#### DIRECTIONS FOR THIS TASK:
Lift out each line of the data that holds "panel".

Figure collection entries
---
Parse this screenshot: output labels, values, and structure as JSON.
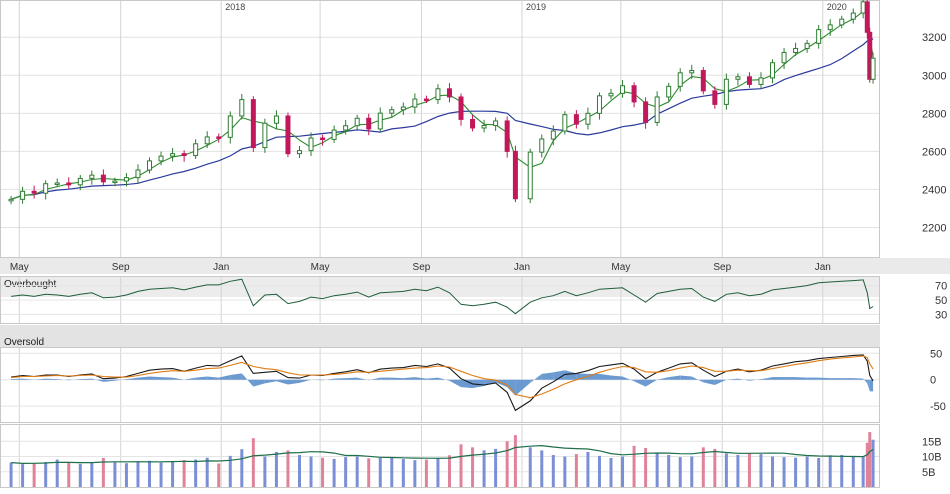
{
  "chart_data": [
    {
      "type": "candlestick",
      "panel": "price",
      "year_labels": [
        "2018",
        "2019",
        "2020"
      ],
      "y_ticks": [
        2200,
        2400,
        2600,
        2800,
        3000,
        3200
      ],
      "ylim": [
        2050,
        3380
      ],
      "grid": true,
      "series": [
        {
          "kind": "ohlc",
          "color_up": "#2e7d32",
          "color_down": "#c2185b",
          "x": [
            "2017-04-21",
            "2017-05-05",
            "2017-05-19",
            "2017-06-02",
            "2017-06-16",
            "2017-06-30",
            "2017-07-14",
            "2017-07-28",
            "2017-08-11",
            "2017-08-25",
            "2017-09-08",
            "2017-09-22",
            "2017-10-06",
            "2017-10-20",
            "2017-11-03",
            "2017-11-17",
            "2017-12-01",
            "2017-12-15",
            "2017-12-29",
            "2018-01-12",
            "2018-01-26",
            "2018-02-09",
            "2018-02-23",
            "2018-03-09",
            "2018-03-23",
            "2018-04-06",
            "2018-04-20",
            "2018-05-04",
            "2018-05-18",
            "2018-06-01",
            "2018-06-15",
            "2018-06-29",
            "2018-07-13",
            "2018-07-27",
            "2018-08-10",
            "2018-08-24",
            "2018-09-07",
            "2018-09-21",
            "2018-10-05",
            "2018-10-19",
            "2018-11-02",
            "2018-11-16",
            "2018-11-30",
            "2018-12-14",
            "2018-12-24",
            "2019-01-11",
            "2019-01-25",
            "2019-02-08",
            "2019-02-22",
            "2019-03-08",
            "2019-03-22",
            "2019-04-05",
            "2019-04-19",
            "2019-05-03",
            "2019-05-17",
            "2019-05-31",
            "2019-06-14",
            "2019-06-28",
            "2019-07-12",
            "2019-07-26",
            "2019-08-09",
            "2019-08-23",
            "2019-09-06",
            "2019-09-20",
            "2019-10-04",
            "2019-10-18",
            "2019-11-01",
            "2019-11-15",
            "2019-11-29",
            "2019-12-13",
            "2019-12-27",
            "2020-01-10",
            "2020-01-24",
            "2020-02-07",
            "2020-02-19",
            "2020-02-24",
            "2020-02-27",
            "2020-03-02"
          ],
          "close": [
            2348,
            2390,
            2380,
            2430,
            2434,
            2424,
            2458,
            2475,
            2440,
            2444,
            2462,
            2502,
            2550,
            2575,
            2588,
            2578,
            2640,
            2676,
            2674,
            2786,
            2872,
            2620,
            2748,
            2786,
            2588,
            2604,
            2670,
            2663,
            2712,
            2735,
            2774,
            2718,
            2801,
            2819,
            2833,
            2875,
            2872,
            2929,
            2886,
            2768,
            2723,
            2736,
            2760,
            2600,
            2351,
            2596,
            2665,
            2707,
            2793,
            2743,
            2800,
            2892,
            2905,
            2945,
            2860,
            2752,
            2886,
            2942,
            3013,
            3025,
            2918,
            2847,
            2979,
            2992,
            2952,
            2986,
            3066,
            3120,
            3141,
            3168,
            3240,
            3265,
            3295,
            3327,
            3386,
            3226,
            2979,
            3090
          ]
        },
        {
          "name": "",
          "kind": "ma_short",
          "color": "#2e8b2e"
        },
        {
          "name": "",
          "kind": "ma_long",
          "color": "#2b3b9c"
        }
      ]
    },
    {
      "type": "line",
      "panel": "rsi",
      "labels": {
        "overbought": "Overbought",
        "oversold": "Oversold"
      },
      "y_ticks": [
        30,
        50,
        70
      ],
      "ylim": [
        18,
        82
      ],
      "values": [
        55,
        57,
        55,
        58,
        57,
        55,
        58,
        60,
        53,
        54,
        57,
        62,
        65,
        66,
        67,
        64,
        68,
        71,
        71,
        76,
        79,
        42,
        57,
        58,
        45,
        48,
        54,
        52,
        56,
        58,
        61,
        54,
        60,
        61,
        62,
        65,
        63,
        68,
        60,
        44,
        42,
        44,
        47,
        40,
        31,
        47,
        53,
        56,
        62,
        56,
        60,
        65,
        66,
        67,
        57,
        47,
        59,
        62,
        65,
        66,
        54,
        48,
        58,
        60,
        56,
        58,
        64,
        66,
        68,
        70,
        74,
        75,
        76,
        77,
        78,
        60,
        38,
        41
      ]
    },
    {
      "type": "line",
      "panel": "macd",
      "y_ticks": [
        50,
        0,
        -50
      ],
      "ylim": [
        -80,
        60
      ],
      "series": [
        {
          "name": "",
          "color": "#1a1a1a",
          "values": [
            5,
            8,
            6,
            9,
            9,
            6,
            9,
            11,
            2,
            3,
            6,
            12,
            18,
            20,
            21,
            16,
            22,
            27,
            26,
            36,
            45,
            12,
            14,
            16,
            4,
            3,
            9,
            8,
            12,
            15,
            19,
            13,
            20,
            22,
            23,
            27,
            25,
            30,
            22,
            2,
            -8,
            -10,
            -6,
            -24,
            -58,
            -40,
            -16,
            -4,
            10,
            12,
            17,
            25,
            28,
            31,
            20,
            2,
            14,
            22,
            30,
            32,
            18,
            6,
            16,
            20,
            15,
            18,
            26,
            30,
            34,
            36,
            40,
            42,
            44,
            46,
            47,
            35,
            8,
            -2
          ]
        },
        {
          "name": "",
          "color": "#e07b12",
          "values": [
            4,
            6,
            6,
            7,
            8,
            7,
            8,
            9,
            6,
            5,
            5,
            8,
            12,
            15,
            17,
            16,
            18,
            21,
            22,
            27,
            33,
            25,
            21,
            19,
            13,
            9,
            9,
            9,
            10,
            12,
            15,
            14,
            16,
            18,
            20,
            22,
            23,
            26,
            24,
            16,
            8,
            2,
            -1,
            -10,
            -28,
            -34,
            -27,
            -18,
            -8,
            0,
            6,
            14,
            20,
            25,
            23,
            15,
            14,
            17,
            22,
            26,
            23,
            16,
            16,
            18,
            17,
            17,
            21,
            25,
            29,
            32,
            36,
            39,
            41,
            43,
            45,
            42,
            30,
            20
          ]
        }
      ]
    },
    {
      "type": "bar",
      "panel": "volume",
      "y_ticks": [
        "15B",
        "10B",
        "5B"
      ],
      "ylim": [
        0,
        20
      ],
      "values": [
        8,
        7.5,
        7.8,
        8.2,
        9,
        7.9,
        7.6,
        8,
        9.5,
        8.1,
        7.8,
        8.4,
        8.6,
        8,
        8.2,
        8.8,
        9,
        9.6,
        7.7,
        10.2,
        12.4,
        16,
        10,
        11.5,
        12,
        10.5,
        10,
        9.6,
        9.2,
        9.8,
        10,
        9.4,
        9.5,
        9.8,
        9.2,
        8.8,
        9,
        9.6,
        10.4,
        14,
        13,
        12,
        12.5,
        15,
        17,
        13,
        12,
        10.5,
        10,
        10.8,
        11.5,
        10.2,
        9.5,
        10,
        13.5,
        12.8,
        11,
        10.5,
        9.8,
        10,
        13,
        12.5,
        11,
        10.5,
        11,
        10.8,
        10,
        9.8,
        9.6,
        10,
        9.5,
        10.4,
        10.5,
        10.2,
        9.8,
        14.5,
        18,
        15.5
      ],
      "up_color": "#7a8fd6",
      "down_color": "#e0839a",
      "avg_color": "#1f6f4a"
    }
  ],
  "x_axis": {
    "month_labels": [
      "May",
      "Sep",
      "Jan",
      "May",
      "Sep",
      "Jan",
      "May",
      "Sep",
      "Jan"
    ]
  }
}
---
#### THE RESPONSE:
      "panel": "price",
      "panel": "rsi",
      "panel": "macd",
      "panel": "volume",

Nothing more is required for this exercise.